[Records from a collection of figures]
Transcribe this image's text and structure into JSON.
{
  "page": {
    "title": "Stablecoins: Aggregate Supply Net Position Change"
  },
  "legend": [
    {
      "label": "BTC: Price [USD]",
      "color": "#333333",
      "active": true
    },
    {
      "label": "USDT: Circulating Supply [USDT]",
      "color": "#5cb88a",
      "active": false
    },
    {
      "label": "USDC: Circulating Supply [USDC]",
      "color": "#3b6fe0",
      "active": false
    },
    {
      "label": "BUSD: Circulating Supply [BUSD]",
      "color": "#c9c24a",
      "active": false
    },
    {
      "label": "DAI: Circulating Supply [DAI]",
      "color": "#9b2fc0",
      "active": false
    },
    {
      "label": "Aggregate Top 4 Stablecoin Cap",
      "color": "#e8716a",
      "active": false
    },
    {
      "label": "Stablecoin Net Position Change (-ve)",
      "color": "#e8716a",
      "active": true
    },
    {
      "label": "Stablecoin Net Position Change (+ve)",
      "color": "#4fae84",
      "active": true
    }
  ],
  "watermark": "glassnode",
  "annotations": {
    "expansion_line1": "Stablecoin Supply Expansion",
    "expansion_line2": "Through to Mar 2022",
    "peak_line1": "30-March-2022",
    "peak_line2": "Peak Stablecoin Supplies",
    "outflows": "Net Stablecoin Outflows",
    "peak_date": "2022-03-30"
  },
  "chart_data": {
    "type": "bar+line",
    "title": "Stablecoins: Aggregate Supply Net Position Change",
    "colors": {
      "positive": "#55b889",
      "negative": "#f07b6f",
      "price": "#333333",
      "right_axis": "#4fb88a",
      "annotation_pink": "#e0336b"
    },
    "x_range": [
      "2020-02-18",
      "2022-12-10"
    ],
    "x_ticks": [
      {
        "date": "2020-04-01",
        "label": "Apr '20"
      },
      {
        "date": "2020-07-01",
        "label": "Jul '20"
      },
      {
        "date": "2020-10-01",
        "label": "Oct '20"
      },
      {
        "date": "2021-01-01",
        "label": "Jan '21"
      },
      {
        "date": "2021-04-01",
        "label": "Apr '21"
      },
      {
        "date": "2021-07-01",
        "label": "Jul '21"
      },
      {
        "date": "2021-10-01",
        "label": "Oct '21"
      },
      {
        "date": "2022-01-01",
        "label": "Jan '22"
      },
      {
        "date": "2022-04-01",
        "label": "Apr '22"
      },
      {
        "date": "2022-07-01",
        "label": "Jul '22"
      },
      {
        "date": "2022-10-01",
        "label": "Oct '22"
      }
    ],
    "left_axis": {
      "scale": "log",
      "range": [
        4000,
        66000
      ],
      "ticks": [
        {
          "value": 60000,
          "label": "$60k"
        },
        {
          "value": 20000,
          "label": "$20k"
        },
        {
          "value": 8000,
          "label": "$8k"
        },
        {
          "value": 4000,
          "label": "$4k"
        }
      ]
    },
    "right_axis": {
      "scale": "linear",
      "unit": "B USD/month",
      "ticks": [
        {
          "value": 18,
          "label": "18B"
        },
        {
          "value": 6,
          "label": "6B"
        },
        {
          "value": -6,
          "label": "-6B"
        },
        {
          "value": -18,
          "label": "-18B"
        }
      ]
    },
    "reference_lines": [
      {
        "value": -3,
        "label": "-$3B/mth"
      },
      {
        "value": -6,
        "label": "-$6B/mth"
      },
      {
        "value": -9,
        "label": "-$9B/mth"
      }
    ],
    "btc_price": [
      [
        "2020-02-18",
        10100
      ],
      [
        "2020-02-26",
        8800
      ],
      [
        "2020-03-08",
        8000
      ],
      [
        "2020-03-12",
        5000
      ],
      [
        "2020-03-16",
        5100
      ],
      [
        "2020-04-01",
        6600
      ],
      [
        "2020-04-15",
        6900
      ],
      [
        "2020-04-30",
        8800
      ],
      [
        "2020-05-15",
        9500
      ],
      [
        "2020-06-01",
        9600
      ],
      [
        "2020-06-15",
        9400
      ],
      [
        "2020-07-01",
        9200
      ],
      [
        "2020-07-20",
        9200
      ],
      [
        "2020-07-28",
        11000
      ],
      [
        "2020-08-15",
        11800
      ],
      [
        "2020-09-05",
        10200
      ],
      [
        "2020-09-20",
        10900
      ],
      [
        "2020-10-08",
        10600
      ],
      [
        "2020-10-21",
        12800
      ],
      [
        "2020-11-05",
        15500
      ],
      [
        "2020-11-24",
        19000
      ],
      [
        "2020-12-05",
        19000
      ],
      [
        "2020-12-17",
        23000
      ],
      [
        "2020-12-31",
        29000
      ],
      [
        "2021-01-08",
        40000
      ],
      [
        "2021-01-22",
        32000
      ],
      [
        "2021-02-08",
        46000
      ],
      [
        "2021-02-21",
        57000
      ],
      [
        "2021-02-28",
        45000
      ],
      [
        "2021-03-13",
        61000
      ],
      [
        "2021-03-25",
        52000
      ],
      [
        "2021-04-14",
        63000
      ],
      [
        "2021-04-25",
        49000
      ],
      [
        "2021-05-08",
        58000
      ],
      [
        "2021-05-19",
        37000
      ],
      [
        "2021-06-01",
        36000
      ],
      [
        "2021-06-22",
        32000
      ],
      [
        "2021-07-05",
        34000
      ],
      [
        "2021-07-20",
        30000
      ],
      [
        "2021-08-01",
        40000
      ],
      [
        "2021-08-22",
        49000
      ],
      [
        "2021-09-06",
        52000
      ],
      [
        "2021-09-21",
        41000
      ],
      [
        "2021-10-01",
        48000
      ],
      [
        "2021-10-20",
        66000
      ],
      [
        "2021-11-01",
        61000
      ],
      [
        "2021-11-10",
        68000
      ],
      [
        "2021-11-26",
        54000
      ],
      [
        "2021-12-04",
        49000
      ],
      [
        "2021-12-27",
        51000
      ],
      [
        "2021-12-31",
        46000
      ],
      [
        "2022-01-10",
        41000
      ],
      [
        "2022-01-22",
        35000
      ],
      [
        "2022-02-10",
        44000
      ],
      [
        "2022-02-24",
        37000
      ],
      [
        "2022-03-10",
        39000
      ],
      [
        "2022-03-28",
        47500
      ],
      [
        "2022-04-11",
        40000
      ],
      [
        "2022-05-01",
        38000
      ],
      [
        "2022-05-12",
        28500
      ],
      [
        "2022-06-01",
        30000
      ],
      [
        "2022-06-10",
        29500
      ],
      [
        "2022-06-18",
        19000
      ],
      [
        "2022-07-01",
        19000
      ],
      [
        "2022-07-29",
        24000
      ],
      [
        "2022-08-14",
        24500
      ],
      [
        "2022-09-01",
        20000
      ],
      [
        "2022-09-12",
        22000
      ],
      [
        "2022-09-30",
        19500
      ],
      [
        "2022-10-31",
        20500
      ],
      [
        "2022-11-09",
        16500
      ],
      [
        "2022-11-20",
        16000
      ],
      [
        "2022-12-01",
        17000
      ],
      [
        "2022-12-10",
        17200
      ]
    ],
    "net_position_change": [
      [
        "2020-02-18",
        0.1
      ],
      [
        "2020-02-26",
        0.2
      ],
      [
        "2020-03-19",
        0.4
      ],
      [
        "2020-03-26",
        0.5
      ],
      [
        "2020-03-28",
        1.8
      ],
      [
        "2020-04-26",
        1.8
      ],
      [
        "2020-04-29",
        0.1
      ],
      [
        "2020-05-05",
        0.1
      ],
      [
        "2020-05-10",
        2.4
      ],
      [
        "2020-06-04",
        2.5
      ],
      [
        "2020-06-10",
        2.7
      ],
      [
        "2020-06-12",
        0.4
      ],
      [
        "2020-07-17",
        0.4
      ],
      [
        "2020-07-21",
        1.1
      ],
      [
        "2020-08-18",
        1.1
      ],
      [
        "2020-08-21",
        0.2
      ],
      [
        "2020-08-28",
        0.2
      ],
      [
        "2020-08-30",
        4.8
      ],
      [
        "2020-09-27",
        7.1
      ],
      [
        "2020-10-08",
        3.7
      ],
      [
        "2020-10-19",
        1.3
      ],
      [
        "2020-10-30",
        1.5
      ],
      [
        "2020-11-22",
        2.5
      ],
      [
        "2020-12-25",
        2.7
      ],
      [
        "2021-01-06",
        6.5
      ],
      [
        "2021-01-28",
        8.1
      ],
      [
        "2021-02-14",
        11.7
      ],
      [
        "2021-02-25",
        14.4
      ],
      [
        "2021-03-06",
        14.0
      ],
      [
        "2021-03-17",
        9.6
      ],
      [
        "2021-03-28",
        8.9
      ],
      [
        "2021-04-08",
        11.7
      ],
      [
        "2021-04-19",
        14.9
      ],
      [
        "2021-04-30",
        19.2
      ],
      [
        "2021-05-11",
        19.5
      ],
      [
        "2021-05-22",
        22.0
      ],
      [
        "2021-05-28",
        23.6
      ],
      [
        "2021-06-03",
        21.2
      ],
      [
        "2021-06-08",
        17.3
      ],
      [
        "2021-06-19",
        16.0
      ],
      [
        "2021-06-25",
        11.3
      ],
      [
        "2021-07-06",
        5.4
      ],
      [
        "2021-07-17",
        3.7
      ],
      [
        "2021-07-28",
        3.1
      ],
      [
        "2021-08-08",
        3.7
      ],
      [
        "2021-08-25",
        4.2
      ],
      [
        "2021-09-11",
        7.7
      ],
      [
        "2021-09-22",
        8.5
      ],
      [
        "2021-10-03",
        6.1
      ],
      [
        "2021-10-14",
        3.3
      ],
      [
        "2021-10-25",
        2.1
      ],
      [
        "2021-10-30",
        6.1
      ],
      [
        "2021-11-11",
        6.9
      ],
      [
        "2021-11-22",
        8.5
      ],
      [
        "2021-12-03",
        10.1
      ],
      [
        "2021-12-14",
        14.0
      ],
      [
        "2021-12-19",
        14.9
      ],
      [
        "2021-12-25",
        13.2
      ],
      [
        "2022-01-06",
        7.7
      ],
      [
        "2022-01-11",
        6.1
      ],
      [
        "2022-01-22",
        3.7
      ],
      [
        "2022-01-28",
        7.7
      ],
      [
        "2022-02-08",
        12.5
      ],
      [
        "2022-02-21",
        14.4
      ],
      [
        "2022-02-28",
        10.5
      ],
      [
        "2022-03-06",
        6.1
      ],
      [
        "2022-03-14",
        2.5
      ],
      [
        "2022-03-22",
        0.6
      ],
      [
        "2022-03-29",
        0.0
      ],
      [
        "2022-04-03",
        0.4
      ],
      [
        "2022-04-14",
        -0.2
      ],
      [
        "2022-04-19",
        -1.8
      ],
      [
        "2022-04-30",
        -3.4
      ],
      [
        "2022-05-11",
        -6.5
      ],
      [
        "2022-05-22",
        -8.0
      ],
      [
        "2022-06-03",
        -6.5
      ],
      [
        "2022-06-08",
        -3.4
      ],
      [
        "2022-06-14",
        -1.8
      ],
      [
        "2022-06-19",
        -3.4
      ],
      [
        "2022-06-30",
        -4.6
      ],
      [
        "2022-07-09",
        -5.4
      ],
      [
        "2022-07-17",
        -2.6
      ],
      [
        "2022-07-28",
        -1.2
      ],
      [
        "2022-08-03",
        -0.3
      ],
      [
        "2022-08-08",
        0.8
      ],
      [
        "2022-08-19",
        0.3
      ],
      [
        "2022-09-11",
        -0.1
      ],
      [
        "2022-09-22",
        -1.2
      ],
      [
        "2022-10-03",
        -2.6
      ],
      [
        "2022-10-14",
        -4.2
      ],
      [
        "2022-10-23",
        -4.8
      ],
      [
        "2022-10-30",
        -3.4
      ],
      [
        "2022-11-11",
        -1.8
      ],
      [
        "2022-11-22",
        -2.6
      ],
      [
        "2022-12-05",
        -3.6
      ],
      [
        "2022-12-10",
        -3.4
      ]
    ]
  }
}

> DO THIS:
Look through the entries above. Extract each line with the word "Stablecoins".

> WRITTEN REPLY:
    "title": "Stablecoins: Aggregate Supply Net Position Change"
    "title": "Stablecoins: Aggregate Supply Net Position Change",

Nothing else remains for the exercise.